Data supplied start
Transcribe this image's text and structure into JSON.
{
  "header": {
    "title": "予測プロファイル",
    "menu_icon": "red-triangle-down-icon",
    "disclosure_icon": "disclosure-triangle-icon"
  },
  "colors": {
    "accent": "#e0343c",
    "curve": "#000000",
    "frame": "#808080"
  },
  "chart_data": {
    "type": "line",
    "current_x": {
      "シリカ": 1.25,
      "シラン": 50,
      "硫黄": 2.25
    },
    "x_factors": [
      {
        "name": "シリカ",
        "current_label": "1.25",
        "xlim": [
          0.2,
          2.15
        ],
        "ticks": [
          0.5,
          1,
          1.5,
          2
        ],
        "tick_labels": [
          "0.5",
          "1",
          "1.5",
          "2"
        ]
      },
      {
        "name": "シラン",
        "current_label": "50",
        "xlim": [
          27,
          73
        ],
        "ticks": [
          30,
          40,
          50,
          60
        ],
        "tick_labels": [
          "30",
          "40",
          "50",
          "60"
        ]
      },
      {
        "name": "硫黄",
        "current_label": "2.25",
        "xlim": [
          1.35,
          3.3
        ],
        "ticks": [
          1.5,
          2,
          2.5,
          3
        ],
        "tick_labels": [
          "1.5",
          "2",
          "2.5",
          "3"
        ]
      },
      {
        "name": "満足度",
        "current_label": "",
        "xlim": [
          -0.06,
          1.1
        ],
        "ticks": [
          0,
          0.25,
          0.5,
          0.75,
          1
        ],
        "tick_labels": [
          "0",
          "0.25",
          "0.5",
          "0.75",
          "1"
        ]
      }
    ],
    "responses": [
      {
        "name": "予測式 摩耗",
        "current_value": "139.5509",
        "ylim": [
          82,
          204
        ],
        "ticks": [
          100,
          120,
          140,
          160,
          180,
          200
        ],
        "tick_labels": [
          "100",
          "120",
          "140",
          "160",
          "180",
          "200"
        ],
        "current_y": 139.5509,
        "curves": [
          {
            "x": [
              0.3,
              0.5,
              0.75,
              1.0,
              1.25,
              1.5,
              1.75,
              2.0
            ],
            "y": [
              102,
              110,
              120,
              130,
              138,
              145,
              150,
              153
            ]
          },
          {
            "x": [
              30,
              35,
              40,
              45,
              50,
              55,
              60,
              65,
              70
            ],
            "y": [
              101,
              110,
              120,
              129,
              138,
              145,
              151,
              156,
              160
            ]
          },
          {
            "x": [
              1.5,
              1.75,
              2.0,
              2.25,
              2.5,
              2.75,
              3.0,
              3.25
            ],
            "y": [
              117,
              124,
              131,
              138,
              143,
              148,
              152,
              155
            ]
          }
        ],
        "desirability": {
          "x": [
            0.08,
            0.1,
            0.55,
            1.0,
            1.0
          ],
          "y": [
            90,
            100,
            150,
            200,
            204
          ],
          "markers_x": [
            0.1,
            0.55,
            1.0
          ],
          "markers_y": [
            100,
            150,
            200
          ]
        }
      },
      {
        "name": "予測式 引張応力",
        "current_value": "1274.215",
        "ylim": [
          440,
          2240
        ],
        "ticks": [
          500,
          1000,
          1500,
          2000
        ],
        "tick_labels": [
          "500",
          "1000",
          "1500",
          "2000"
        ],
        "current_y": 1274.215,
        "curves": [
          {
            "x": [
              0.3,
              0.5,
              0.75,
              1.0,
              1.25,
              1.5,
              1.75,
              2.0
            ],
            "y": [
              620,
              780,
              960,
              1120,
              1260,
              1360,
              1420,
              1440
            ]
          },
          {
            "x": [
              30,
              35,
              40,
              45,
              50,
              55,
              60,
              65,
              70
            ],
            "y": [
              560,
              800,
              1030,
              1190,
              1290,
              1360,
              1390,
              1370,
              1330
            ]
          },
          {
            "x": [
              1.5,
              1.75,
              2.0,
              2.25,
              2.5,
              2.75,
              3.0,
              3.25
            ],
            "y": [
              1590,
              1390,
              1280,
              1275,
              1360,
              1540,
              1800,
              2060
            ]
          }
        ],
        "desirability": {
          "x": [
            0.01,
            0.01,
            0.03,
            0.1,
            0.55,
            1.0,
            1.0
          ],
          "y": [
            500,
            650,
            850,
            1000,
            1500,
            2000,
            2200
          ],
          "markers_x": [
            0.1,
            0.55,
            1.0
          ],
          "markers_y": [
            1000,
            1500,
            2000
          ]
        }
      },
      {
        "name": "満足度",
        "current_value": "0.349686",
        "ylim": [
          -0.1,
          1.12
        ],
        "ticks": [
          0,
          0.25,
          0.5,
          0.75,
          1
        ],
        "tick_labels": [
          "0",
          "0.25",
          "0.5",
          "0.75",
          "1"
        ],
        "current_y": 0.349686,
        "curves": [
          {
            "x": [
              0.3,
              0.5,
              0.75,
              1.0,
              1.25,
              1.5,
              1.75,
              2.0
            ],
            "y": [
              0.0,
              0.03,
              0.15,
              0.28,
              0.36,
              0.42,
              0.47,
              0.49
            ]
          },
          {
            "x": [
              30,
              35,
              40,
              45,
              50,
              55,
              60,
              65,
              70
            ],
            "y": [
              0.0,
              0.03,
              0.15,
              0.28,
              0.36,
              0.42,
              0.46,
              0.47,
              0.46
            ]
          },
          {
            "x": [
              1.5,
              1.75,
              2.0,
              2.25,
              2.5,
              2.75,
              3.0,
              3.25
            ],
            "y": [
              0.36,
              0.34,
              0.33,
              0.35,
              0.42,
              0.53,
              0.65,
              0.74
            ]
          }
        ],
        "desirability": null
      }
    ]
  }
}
Data supplied end
§ **Description of the task**
Repeat the material above in full, exactly as it stands.

§ **Finished task**
Transcribe this image's text and structure into JSON.
{
  "header": {
    "title": "予測プロファイル",
    "menu_icon": "red-triangle-down-icon",
    "disclosure_icon": "disclosure-triangle-icon"
  },
  "colors": {
    "accent": "#e0343c",
    "curve": "#000000",
    "frame": "#808080"
  },
  "chart_data": {
    "type": "line",
    "current_x": {
      "シリカ": 1.25,
      "シラン": 50,
      "硫黄": 2.25
    },
    "x_factors": [
      {
        "name": "シリカ",
        "current_label": "1.25",
        "xlim": [
          0.2,
          2.15
        ],
        "ticks": [
          0.5,
          1,
          1.5,
          2
        ],
        "tick_labels": [
          "0.5",
          "1",
          "1.5",
          "2"
        ]
      },
      {
        "name": "シラン",
        "current_label": "50",
        "xlim": [
          27,
          73
        ],
        "ticks": [
          30,
          40,
          50,
          60
        ],
        "tick_labels": [
          "30",
          "40",
          "50",
          "60"
        ]
      },
      {
        "name": "硫黄",
        "current_label": "2.25",
        "xlim": [
          1.35,
          3.3
        ],
        "ticks": [
          1.5,
          2,
          2.5,
          3
        ],
        "tick_labels": [
          "1.5",
          "2",
          "2.5",
          "3"
        ]
      },
      {
        "name": "満足度",
        "current_label": "",
        "xlim": [
          -0.06,
          1.1
        ],
        "ticks": [
          0,
          0.25,
          0.5,
          0.75,
          1
        ],
        "tick_labels": [
          "0",
          "0.25",
          "0.5",
          "0.75",
          "1"
        ]
      }
    ],
    "responses": [
      {
        "name": "予測式 摩耗",
        "current_value": "139.5509",
        "ylim": [
          82,
          204
        ],
        "ticks": [
          100,
          120,
          140,
          160,
          180,
          200
        ],
        "tick_labels": [
          "100",
          "120",
          "140",
          "160",
          "180",
          "200"
        ],
        "current_y": 139.5509,
        "curves": [
          {
            "x": [
              0.3,
              0.5,
              0.75,
              1.0,
              1.25,
              1.5,
              1.75,
              2.0
            ],
            "y": [
              102,
              110,
              120,
              130,
              138,
              145,
              150,
              153
            ]
          },
          {
            "x": [
              30,
              35,
              40,
              45,
              50,
              55,
              60,
              65,
              70
            ],
            "y": [
              101,
              110,
              120,
              129,
              138,
              145,
              151,
              156,
              160
            ]
          },
          {
            "x": [
              1.5,
              1.75,
              2.0,
              2.25,
              2.5,
              2.75,
              3.0,
              3.25
            ],
            "y": [
              117,
              124,
              131,
              138,
              143,
              148,
              152,
              155
            ]
          }
        ],
        "desirability": {
          "x": [
            0.08,
            0.1,
            0.55,
            1.0,
            1.0
          ],
          "y": [
            90,
            100,
            150,
            200,
            204
          ],
          "markers_x": [
            0.1,
            0.55,
            1.0
          ],
          "markers_y": [
            100,
            150,
            200
          ]
        }
      },
      {
        "name": "予測式 引張応力",
        "current_value": "1274.215",
        "ylim": [
          440,
          2240
        ],
        "ticks": [
          500,
          1000,
          1500,
          2000
        ],
        "tick_labels": [
          "500",
          "1000",
          "1500",
          "2000"
        ],
        "current_y": 1274.215,
        "curves": [
          {
            "x": [
              0.3,
              0.5,
              0.75,
              1.0,
              1.25,
              1.5,
              1.75,
              2.0
            ],
            "y": [
              620,
              780,
              960,
              1120,
              1260,
              1360,
              1420,
              1440
            ]
          },
          {
            "x": [
              30,
              35,
              40,
              45,
              50,
              55,
              60,
              65,
              70
            ],
            "y": [
              560,
              800,
              1030,
              1190,
              1290,
              1360,
              1390,
              1370,
              1330
            ]
          },
          {
            "x": [
              1.5,
              1.75,
              2.0,
              2.25,
              2.5,
              2.75,
              3.0,
              3.25
            ],
            "y": [
              1590,
              1390,
              1280,
              1275,
              1360,
              1540,
              1800,
              2060
            ]
          }
        ],
        "desirability": {
          "x": [
            0.01,
            0.01,
            0.03,
            0.1,
            0.55,
            1.0,
            1.0
          ],
          "y": [
            500,
            650,
            850,
            1000,
            1500,
            2000,
            2200
          ],
          "markers_x": [
            0.1,
            0.55,
            1.0
          ],
          "markers_y": [
            1000,
            1500,
            2000
          ]
        }
      },
      {
        "name": "満足度",
        "current_value": "0.349686",
        "ylim": [
          -0.1,
          1.12
        ],
        "ticks": [
          0,
          0.25,
          0.5,
          0.75,
          1
        ],
        "tick_labels": [
          "0",
          "0.25",
          "0.5",
          "0.75",
          "1"
        ],
        "current_y": 0.349686,
        "curves": [
          {
            "x": [
              0.3,
              0.5,
              0.75,
              1.0,
              1.25,
              1.5,
              1.75,
              2.0
            ],
            "y": [
              0.0,
              0.03,
              0.15,
              0.28,
              0.36,
              0.42,
              0.47,
              0.49
            ]
          },
          {
            "x": [
              30,
              35,
              40,
              45,
              50,
              55,
              60,
              65,
              70
            ],
            "y": [
              0.0,
              0.03,
              0.15,
              0.28,
              0.36,
              0.42,
              0.46,
              0.47,
              0.46
            ]
          },
          {
            "x": [
              1.5,
              1.75,
              2.0,
              2.25,
              2.5,
              2.75,
              3.0,
              3.25
            ],
            "y": [
              0.36,
              0.34,
              0.33,
              0.35,
              0.42,
              0.53,
              0.65,
              0.74
            ]
          }
        ],
        "desirability": null
      }
    ]
  }
}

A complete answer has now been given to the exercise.